[Texte à analyser]
>>>>

Bird People, c'est l'histoire de plusieurs personnes, aux parcours différents mais ayant ce point commun qu'ils sont quelque peu perdus dans leur quotidien.
Ici, on assiste parfois éberlués, parfois attendris, à trois jours dans la vie des personnages.
Par sa fine technique, la cinéaste aborde sous un angle inédit la solitude, la contemplation, le besoin de liberté, le lâcher prise, l'importance du contact humain, et autant de choses inhérentes à la vie humaine.
Solitude, parce que les deux personnages sont incroyablement seuls, à la fois objectivement pour Audrey, jeune étudiante désillusionnée qui vient de quitter la fac et peine a trouver ses repères, tout comme subjectivement pour Gary, homme d'affaires américain qui passe son temps à voyager pour rencontrer des collaborateurs, emprisonné de facto par son emploi du temps.

<<<<

[Extraits de données]
>>>>

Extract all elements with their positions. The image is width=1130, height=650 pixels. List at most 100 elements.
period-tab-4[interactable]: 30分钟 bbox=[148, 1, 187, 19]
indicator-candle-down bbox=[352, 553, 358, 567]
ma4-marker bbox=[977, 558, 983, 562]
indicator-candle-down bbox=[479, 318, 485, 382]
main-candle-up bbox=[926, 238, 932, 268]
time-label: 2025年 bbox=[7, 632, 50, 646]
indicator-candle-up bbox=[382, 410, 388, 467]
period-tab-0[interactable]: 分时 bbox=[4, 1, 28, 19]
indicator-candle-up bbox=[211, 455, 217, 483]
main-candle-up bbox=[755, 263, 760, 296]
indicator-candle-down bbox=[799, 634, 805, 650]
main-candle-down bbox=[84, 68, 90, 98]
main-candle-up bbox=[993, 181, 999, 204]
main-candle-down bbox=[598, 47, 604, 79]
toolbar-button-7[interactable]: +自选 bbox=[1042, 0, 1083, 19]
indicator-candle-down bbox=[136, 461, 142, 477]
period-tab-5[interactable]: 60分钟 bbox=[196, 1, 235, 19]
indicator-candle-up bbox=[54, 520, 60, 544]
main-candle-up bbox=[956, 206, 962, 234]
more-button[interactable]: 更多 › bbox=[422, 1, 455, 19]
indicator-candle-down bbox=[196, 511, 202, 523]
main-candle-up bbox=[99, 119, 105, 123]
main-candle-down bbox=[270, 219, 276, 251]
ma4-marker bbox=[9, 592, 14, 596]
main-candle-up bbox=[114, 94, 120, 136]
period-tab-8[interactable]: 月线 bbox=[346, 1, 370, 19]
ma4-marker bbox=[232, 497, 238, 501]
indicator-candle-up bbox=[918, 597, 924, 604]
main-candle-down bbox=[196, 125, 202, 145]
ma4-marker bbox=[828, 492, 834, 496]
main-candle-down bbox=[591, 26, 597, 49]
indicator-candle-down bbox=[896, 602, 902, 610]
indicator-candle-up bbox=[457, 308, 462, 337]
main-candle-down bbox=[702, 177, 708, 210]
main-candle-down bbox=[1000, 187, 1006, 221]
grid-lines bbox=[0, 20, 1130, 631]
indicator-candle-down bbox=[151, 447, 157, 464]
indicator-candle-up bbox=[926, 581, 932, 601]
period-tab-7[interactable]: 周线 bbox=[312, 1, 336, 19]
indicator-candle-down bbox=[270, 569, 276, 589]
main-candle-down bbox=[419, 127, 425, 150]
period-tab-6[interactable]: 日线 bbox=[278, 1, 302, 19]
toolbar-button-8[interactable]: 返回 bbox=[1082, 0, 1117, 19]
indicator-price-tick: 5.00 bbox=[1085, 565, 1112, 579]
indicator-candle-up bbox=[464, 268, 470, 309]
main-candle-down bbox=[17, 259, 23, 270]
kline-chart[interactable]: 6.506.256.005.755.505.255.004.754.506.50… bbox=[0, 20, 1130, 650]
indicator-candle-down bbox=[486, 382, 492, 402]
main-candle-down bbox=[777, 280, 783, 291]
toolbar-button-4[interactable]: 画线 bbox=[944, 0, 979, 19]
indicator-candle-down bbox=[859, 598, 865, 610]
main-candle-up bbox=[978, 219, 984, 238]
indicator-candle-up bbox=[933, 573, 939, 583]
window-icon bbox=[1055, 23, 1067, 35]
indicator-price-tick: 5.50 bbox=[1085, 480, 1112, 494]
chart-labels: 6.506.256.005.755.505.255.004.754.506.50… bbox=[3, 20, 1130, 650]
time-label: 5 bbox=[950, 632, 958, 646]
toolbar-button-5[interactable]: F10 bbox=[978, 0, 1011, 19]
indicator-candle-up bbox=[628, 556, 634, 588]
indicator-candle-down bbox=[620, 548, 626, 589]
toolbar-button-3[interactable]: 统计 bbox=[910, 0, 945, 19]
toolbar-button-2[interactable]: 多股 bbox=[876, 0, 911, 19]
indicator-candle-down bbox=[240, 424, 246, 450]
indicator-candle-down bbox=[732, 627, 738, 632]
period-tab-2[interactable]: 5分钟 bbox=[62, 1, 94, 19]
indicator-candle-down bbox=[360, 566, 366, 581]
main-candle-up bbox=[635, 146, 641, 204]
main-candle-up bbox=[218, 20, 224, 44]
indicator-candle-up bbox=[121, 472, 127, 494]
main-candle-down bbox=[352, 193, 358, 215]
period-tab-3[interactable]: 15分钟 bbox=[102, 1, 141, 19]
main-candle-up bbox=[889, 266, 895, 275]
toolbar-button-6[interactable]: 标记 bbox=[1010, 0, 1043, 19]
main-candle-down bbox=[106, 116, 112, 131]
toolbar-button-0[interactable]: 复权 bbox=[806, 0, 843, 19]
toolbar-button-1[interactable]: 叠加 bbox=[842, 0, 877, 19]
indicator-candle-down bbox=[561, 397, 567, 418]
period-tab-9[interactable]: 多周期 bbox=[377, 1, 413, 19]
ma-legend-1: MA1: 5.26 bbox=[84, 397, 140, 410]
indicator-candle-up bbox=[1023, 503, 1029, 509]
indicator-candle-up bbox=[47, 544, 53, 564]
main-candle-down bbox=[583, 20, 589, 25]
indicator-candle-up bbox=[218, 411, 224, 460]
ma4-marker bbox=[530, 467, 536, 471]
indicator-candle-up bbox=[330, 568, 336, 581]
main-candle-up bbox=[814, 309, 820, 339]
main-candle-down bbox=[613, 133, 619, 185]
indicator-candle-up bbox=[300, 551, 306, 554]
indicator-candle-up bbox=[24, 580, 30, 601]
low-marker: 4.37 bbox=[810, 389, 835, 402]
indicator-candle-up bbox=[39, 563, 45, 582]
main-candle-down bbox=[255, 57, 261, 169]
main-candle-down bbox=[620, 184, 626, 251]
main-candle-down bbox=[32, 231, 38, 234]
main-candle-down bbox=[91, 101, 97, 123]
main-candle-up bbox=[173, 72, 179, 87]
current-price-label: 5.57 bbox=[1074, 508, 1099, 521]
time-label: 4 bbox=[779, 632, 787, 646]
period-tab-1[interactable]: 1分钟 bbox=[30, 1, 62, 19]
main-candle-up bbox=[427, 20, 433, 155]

<<<<

[Présentation de l'exercice] Recopiez à l'identique le passage du texte sur Bird People qui commence aux mots « Bird People, c'est » et s'arrête après les mots « la vie humaine. ». Les lignes n'ont aucun lien avec le texte sur Bird People.

[Réponse rédigée]
Bird People, c'est l'histoire de plusieurs personnes, aux parcours différents mais ayant ce point commun qu'ils sont quelque peu perdus dans leur quotidien.
Ici, on assiste parfois éberlués, parfois attendris, à trois jours dans la vie des personnages.
Par sa fine technique, la cinéaste aborde sous un angle inédit la solitude, la contemplation, le besoin de liberté, le lâcher prise, l'importance du contact humain, et autant de choses inhérentes à la vie humaine.